▶ WRITTEN EXERCISE
Exactly reproduce each entry, leaving out nothing.

▶ Records from a collection
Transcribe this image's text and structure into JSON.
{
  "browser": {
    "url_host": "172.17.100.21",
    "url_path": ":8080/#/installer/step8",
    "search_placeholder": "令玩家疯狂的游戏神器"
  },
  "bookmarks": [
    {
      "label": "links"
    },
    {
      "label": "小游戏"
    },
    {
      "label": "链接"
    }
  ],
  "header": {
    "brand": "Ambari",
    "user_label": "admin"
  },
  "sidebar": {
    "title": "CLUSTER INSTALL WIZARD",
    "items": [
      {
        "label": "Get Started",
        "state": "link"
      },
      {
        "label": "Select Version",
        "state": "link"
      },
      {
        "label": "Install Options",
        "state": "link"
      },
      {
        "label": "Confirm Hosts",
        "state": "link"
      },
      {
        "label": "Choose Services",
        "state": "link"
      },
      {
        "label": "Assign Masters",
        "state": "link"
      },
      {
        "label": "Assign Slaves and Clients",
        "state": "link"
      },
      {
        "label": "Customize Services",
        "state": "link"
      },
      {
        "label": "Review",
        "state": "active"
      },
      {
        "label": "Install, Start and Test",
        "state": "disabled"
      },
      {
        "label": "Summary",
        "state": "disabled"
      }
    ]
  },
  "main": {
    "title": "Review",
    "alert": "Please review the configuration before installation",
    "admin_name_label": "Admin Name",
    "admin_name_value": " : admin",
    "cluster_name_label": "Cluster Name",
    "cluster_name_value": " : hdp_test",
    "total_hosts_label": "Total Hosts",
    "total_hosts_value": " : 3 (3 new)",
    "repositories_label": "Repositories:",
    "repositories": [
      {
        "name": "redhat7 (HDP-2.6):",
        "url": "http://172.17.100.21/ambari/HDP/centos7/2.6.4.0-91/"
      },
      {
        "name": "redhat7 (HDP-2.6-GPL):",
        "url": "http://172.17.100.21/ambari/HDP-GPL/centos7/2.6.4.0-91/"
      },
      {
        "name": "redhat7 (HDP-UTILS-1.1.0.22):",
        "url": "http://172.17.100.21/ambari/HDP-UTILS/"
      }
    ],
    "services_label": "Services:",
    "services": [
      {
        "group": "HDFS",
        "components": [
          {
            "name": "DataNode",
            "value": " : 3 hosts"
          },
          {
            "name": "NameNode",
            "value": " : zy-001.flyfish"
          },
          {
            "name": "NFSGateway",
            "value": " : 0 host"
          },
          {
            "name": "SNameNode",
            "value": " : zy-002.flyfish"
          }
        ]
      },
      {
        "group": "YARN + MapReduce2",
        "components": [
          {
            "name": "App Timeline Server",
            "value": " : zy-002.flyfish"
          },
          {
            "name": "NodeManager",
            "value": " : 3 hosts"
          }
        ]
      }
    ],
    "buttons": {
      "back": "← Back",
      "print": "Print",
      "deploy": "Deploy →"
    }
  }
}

▶ CORRECT RESPONSE
Transcribe this image's text and structure into JSON.
{
  "browser": {
    "url_host": "172.17.100.21",
    "url_path": ":8080/#/installer/step8",
    "search_placeholder": "令玩家疯狂的游戏神器"
  },
  "bookmarks": [
    {
      "label": "links"
    },
    {
      "label": "小游戏"
    },
    {
      "label": "链接"
    }
  ],
  "header": {
    "brand": "Ambari",
    "user_label": "admin"
  },
  "sidebar": {
    "title": "CLUSTER INSTALL WIZARD",
    "items": [
      {
        "label": "Get Started",
        "state": "link"
      },
      {
        "label": "Select Version",
        "state": "link"
      },
      {
        "label": "Install Options",
        "state": "link"
      },
      {
        "label": "Confirm Hosts",
        "state": "link"
      },
      {
        "label": "Choose Services",
        "state": "link"
      },
      {
        "label": "Assign Masters",
        "state": "link"
      },
      {
        "label": "Assign Slaves and Clients",
        "state": "link"
      },
      {
        "label": "Customize Services",
        "state": "link"
      },
      {
        "label": "Review",
        "state": "active"
      },
      {
        "label": "Install, Start and Test",
        "state": "disabled"
      },
      {
        "label": "Summary",
        "state": "disabled"
      }
    ]
  },
  "main": {
    "title": "Review",
    "alert": "Please review the configuration before installation",
    "admin_name_label": "Admin Name",
    "admin_name_value": " : admin",
    "cluster_name_label": "Cluster Name",
    "cluster_name_value": " : hdp_test",
    "total_hosts_label": "Total Hosts",
    "total_hosts_value": " : 3 (3 new)",
    "repositories_label": "Repositories:",
    "repositories": [
      {
        "name": "redhat7 (HDP-2.6):",
        "url": "http://172.17.100.21/ambari/HDP/centos7/2.6.4.0-91/"
      },
      {
        "name": "redhat7 (HDP-2.6-GPL):",
        "url": "http://172.17.100.21/ambari/HDP-GPL/centos7/2.6.4.0-91/"
      },
      {
        "name": "redhat7 (HDP-UTILS-1.1.0.22):",
        "url": "http://172.17.100.21/ambari/HDP-UTILS/"
      }
    ],
    "services_label": "Services:",
    "services": [
      {
        "group": "HDFS",
        "components": [
          {
            "name": "DataNode",
            "value": " : 3 hosts"
          },
          {
            "name": "NameNode",
            "value": " : zy-001.flyfish"
          },
          {
            "name": "NFSGateway",
            "value": " : 0 host"
          },
          {
            "name": "SNameNode",
            "value": " : zy-002.flyfish"
          }
        ]
      },
      {
        "group": "YARN + MapReduce2",
        "components": [
          {
            "name": "App Timeline Server",
            "value": " : zy-002.flyfish"
          },
          {
            "name": "NodeManager",
            "value": " : 3 hosts"
          }
        ]
      }
    ],
    "buttons": {
      "back": "← Back",
      "print": "Print",
      "deploy": "Deploy →"
    }
  }
}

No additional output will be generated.